• _WRITTEN PROBLEM_: Set down each record below precisely, skipping the pictures.

Dataset entries:
## begin

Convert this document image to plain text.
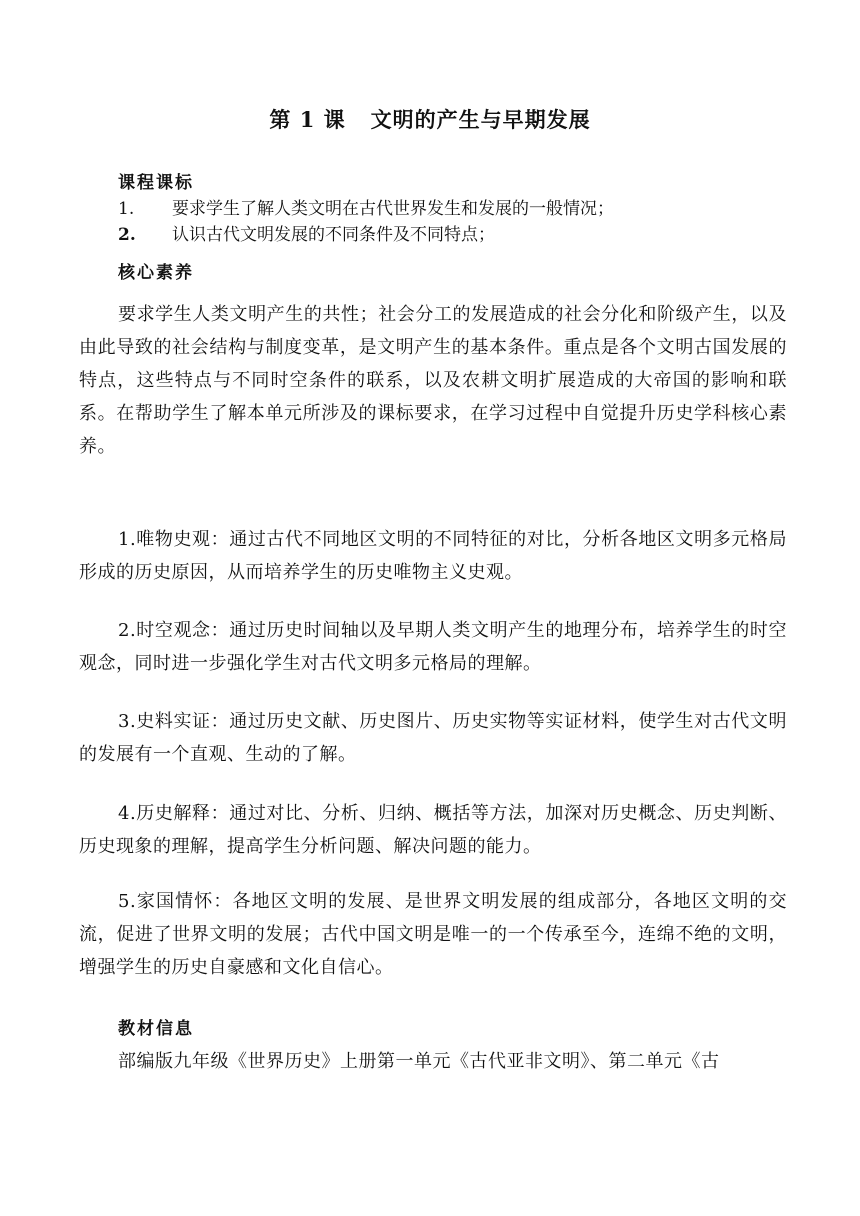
第 1 课   文明的产生与早期发展
课程课标
1. 要求学生了解人类文明在古代世界发生和发展的一般情况；
2. 认识古代文明发展的不同条件及不同特点；
核心素养
要求学生人类文明产生的共性；社会分工的发展造成的社会分化和阶级产生，以及由此导致的社会结构与制度变革，是文明产生的基本条件。重点是各个文明古国发展的特点，这些特点与不同时空条件的联系，以及农耕文明扩展造成的大帝国的影响和联系。在帮助学生了解本单元所涉及的课标要求，在学习过程中自觉提升历史学科核心素养。
1.唯物史观：通过古代不同地区文明的不同特征的对比，分析各地区文明多元格局形成的历史原因，从而培养学生的历史唯物主义史观。
2.时空观念：通过历史时间轴以及早期人类文明产生的地理分布，培养学生的时空观念，同时进一步强化学生对古代文明多元格局的理解。
3.史料实证：通过历史文献、历史图片、历史实物等实证材料，使学生对古代文明的发展有一个直观、生动的了解。
4.历史解释：通过对比、分析、归纳、概括等方法，加深对历史概念、历史判断、历史现象的理解，提高学生分析问题、解决问题的能力。
5.家国情怀：各地区文明的发展、是世界文明发展的组成部分，各地区文明的交流，促进了世界文明的发展；古代中国文明是唯一的一个传承至今，连绵不绝的文明，增强学生的历史自豪感和文化自信心。
教材信息
部编版九年级《世界历史》上册第一单元《古代亚非文明》、第二单元《古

## end

• _TASK RESPONSE_:
Convert this document image to plain text.
第 1 课   文明的产生与早期发展
课程课标
1. 要求学生了解人类文明在古代世界发生和发展的一般情况；
2. 认识古代文明发展的不同条件及不同特点；
核心素养
要求学生人类文明产生的共性；社会分工的发展造成的社会分化和阶级产生，以及由此导致的社会结构与制度变革，是文明产生的基本条件。重点是各个文明古国发展的特点，这些特点与不同时空条件的联系，以及农耕文明扩展造成的大帝国的影响和联系。在帮助学生了解本单元所涉及的课标要求，在学习过程中自觉提升历史学科核心素养。
1.唯物史观：通过古代不同地区文明的不同特征的对比，分析各地区文明多元格局形成的历史原因，从而培养学生的历史唯物主义史观。
2.时空观念：通过历史时间轴以及早期人类文明产生的地理分布，培养学生的时空观念，同时进一步强化学生对古代文明多元格局的理解。
3.史料实证：通过历史文献、历史图片、历史实物等实证材料，使学生对古代文明的发展有一个直观、生动的了解。
4.历史解释：通过对比、分析、归纳、概括等方法，加深对历史概念、历史判断、历史现象的理解，提高学生分析问题、解决问题的能力。
5.家国情怀：各地区文明的发展、是世界文明发展的组成部分，各地区文明的交流，促进了世界文明的发展；古代中国文明是唯一的一个传承至今，连绵不绝的文明，增强学生的历史自豪感和文化自信心。
教材信息
部编版九年级《世界历史》上册第一单元《古代亚非文明》、第二单元《古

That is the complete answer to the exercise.